Would you quote every entry exactly, dropping only the pictures?
****
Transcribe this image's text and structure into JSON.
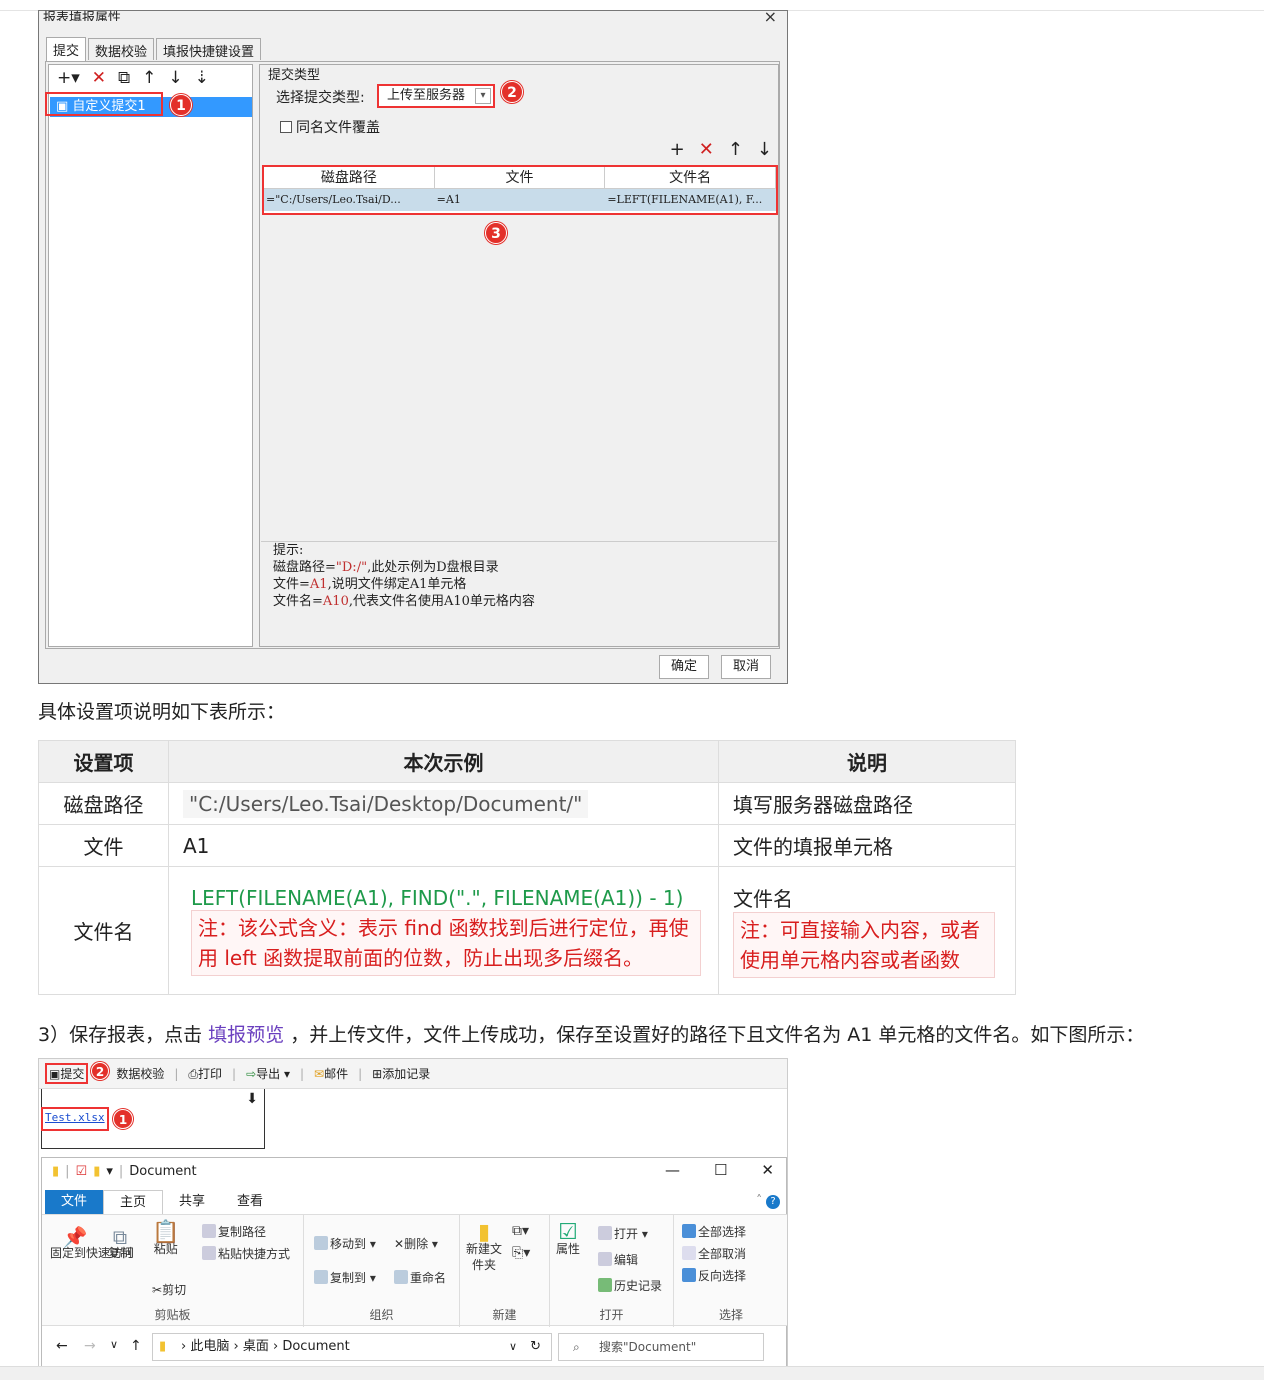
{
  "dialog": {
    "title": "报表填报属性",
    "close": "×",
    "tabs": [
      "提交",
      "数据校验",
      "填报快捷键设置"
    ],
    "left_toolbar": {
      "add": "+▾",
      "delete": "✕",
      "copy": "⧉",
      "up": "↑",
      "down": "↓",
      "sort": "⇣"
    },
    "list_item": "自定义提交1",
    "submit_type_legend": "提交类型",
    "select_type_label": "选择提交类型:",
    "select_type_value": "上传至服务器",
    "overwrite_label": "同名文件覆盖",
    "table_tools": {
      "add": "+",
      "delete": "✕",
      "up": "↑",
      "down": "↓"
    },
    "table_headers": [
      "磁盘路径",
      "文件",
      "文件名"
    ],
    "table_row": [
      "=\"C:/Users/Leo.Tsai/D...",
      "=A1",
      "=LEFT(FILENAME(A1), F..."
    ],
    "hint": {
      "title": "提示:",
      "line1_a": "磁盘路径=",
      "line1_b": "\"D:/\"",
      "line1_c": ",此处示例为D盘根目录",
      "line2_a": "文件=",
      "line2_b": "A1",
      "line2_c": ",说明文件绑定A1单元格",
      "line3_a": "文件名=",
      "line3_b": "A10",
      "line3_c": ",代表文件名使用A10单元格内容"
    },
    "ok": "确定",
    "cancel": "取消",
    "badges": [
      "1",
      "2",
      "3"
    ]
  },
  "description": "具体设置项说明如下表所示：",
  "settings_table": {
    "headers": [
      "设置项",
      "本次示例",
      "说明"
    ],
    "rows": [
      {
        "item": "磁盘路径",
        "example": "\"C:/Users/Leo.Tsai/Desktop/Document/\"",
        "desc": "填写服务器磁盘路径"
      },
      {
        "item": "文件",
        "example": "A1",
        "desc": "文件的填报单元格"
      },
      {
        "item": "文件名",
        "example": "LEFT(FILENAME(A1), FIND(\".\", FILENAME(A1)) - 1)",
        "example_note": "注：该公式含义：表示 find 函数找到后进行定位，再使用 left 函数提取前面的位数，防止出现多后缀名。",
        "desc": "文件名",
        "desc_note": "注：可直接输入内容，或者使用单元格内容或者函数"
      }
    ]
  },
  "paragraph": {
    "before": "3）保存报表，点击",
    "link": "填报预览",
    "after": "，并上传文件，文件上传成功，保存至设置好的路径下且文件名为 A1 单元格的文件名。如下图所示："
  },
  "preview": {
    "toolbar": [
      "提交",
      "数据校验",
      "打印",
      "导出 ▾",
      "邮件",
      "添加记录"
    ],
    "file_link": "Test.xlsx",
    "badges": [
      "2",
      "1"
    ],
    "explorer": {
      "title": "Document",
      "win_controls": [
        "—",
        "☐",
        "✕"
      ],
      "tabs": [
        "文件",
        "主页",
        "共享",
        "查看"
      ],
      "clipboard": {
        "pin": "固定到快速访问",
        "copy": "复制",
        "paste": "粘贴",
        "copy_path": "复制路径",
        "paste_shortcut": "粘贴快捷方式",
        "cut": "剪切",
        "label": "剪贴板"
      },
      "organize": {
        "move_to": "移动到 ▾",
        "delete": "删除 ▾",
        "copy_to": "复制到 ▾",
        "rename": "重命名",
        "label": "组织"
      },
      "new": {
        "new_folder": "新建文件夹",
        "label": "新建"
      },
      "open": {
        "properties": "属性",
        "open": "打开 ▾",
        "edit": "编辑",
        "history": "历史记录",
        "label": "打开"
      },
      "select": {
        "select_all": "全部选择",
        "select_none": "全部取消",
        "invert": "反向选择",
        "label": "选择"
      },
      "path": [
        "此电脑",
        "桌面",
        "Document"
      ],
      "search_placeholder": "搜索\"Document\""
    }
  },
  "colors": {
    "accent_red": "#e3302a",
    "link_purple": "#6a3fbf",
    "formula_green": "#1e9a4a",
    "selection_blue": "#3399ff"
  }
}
****
**TASK RESULT**
Transcribe this image's text and structure into JSON.
{
  "dialog": {
    "title": "报表填报属性",
    "close": "×",
    "tabs": [
      "提交",
      "数据校验",
      "填报快捷键设置"
    ],
    "left_toolbar": {
      "add": "+▾",
      "delete": "✕",
      "copy": "⧉",
      "up": "↑",
      "down": "↓",
      "sort": "⇣"
    },
    "list_item": "自定义提交1",
    "submit_type_legend": "提交类型",
    "select_type_label": "选择提交类型:",
    "select_type_value": "上传至服务器",
    "overwrite_label": "同名文件覆盖",
    "table_tools": {
      "add": "+",
      "delete": "✕",
      "up": "↑",
      "down": "↓"
    },
    "table_headers": [
      "磁盘路径",
      "文件",
      "文件名"
    ],
    "table_row": [
      "=\"C:/Users/Leo.Tsai/D...",
      "=A1",
      "=LEFT(FILENAME(A1), F..."
    ],
    "hint": {
      "title": "提示:",
      "line1_a": "磁盘路径=",
      "line1_b": "\"D:/\"",
      "line1_c": ",此处示例为D盘根目录",
      "line2_a": "文件=",
      "line2_b": "A1",
      "line2_c": ",说明文件绑定A1单元格",
      "line3_a": "文件名=",
      "line3_b": "A10",
      "line3_c": ",代表文件名使用A10单元格内容"
    },
    "ok": "确定",
    "cancel": "取消",
    "badges": [
      "1",
      "2",
      "3"
    ]
  },
  "description": "具体设置项说明如下表所示：",
  "settings_table": {
    "headers": [
      "设置项",
      "本次示例",
      "说明"
    ],
    "rows": [
      {
        "item": "磁盘路径",
        "example": "\"C:/Users/Leo.Tsai/Desktop/Document/\"",
        "desc": "填写服务器磁盘路径"
      },
      {
        "item": "文件",
        "example": "A1",
        "desc": "文件的填报单元格"
      },
      {
        "item": "文件名",
        "example": "LEFT(FILENAME(A1), FIND(\".\", FILENAME(A1)) - 1)",
        "example_note": "注：该公式含义：表示 find 函数找到后进行定位，再使用 left 函数提取前面的位数，防止出现多后缀名。",
        "desc": "文件名",
        "desc_note": "注：可直接输入内容，或者使用单元格内容或者函数"
      }
    ]
  },
  "paragraph": {
    "before": "3）保存报表，点击",
    "link": "填报预览",
    "after": "，并上传文件，文件上传成功，保存至设置好的路径下且文件名为 A1 单元格的文件名。如下图所示："
  },
  "preview": {
    "toolbar": [
      "提交",
      "数据校验",
      "打印",
      "导出 ▾",
      "邮件",
      "添加记录"
    ],
    "file_link": "Test.xlsx",
    "badges": [
      "2",
      "1"
    ],
    "explorer": {
      "title": "Document",
      "win_controls": [
        "—",
        "☐",
        "✕"
      ],
      "tabs": [
        "文件",
        "主页",
        "共享",
        "查看"
      ],
      "clipboard": {
        "pin": "固定到快速访问",
        "copy": "复制",
        "paste": "粘贴",
        "copy_path": "复制路径",
        "paste_shortcut": "粘贴快捷方式",
        "cut": "剪切",
        "label": "剪贴板"
      },
      "organize": {
        "move_to": "移动到 ▾",
        "delete": "删除 ▾",
        "copy_to": "复制到 ▾",
        "rename": "重命名",
        "label": "组织"
      },
      "new": {
        "new_folder": "新建文件夹",
        "label": "新建"
      },
      "open": {
        "properties": "属性",
        "open": "打开 ▾",
        "edit": "编辑",
        "history": "历史记录",
        "label": "打开"
      },
      "select": {
        "select_all": "全部选择",
        "select_none": "全部取消",
        "invert": "反向选择",
        "label": "选择"
      },
      "path": [
        "此电脑",
        "桌面",
        "Document"
      ],
      "search_placeholder": "搜索\"Document\""
    }
  },
  "colors": {
    "accent_red": "#e3302a",
    "link_purple": "#6a3fbf",
    "formula_green": "#1e9a4a",
    "selection_blue": "#3399ff"
  }
}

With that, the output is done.